(Data entries)

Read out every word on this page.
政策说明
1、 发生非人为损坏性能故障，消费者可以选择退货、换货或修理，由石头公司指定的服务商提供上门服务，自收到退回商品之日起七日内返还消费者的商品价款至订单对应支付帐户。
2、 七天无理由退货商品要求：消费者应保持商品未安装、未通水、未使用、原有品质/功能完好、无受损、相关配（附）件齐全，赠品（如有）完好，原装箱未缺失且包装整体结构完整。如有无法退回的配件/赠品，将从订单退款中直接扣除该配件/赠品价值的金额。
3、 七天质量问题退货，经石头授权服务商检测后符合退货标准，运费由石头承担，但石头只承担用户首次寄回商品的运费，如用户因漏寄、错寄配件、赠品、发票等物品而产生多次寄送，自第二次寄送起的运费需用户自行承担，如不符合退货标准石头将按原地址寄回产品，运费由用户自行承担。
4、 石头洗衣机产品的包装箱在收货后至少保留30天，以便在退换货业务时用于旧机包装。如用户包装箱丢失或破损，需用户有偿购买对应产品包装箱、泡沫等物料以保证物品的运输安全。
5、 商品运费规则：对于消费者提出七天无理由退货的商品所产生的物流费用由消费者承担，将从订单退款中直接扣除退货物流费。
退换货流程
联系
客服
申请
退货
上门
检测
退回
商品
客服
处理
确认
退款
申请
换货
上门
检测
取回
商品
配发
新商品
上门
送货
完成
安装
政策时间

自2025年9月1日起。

**BRIEF**:
The records above must be output exactly, in full.

**COMPLETE OUTPUT**:
Read out every word on this page.
政策说明
1、 发生非人为损坏性能故障，消费者可以选择退货、换货或修理，由石头公司指定的服务商提供上门服务，自收到退回商品之日起七日内返还消费者的商品价款至订单对应支付帐户。
2、 七天无理由退货商品要求：消费者应保持商品未安装、未通水、未使用、原有品质/功能完好、无受损、相关配（附）件齐全，赠品（如有）完好，原装箱未缺失且包装整体结构完整。如有无法退回的配件/赠品，将从订单退款中直接扣除该配件/赠品价值的金额。
3、 七天质量问题退货，经石头授权服务商检测后符合退货标准，运费由石头承担，但石头只承担用户首次寄回商品的运费，如用户因漏寄、错寄配件、赠品、发票等物品而产生多次寄送，自第二次寄送起的运费需用户自行承担，如不符合退货标准石头将按原地址寄回产品，运费由用户自行承担。
4、 石头洗衣机产品的包装箱在收货后至少保留30天，以便在退换货业务时用于旧机包装。如用户包装箱丢失或破损，需用户有偿购买对应产品包装箱、泡沫等物料以保证物品的运输安全。
5、 商品运费规则：对于消费者提出七天无理由退货的商品所产生的物流费用由消费者承担，将从订单退款中直接扣除退货物流费。
退换货流程
联系
客服
申请
退货
上门
检测
退回
商品
客服
处理
确认
退款
申请
换货
上门
检测
取回
商品
配发
新商品
上门
送货
完成
安装
政策时间

自2025年9月1日起。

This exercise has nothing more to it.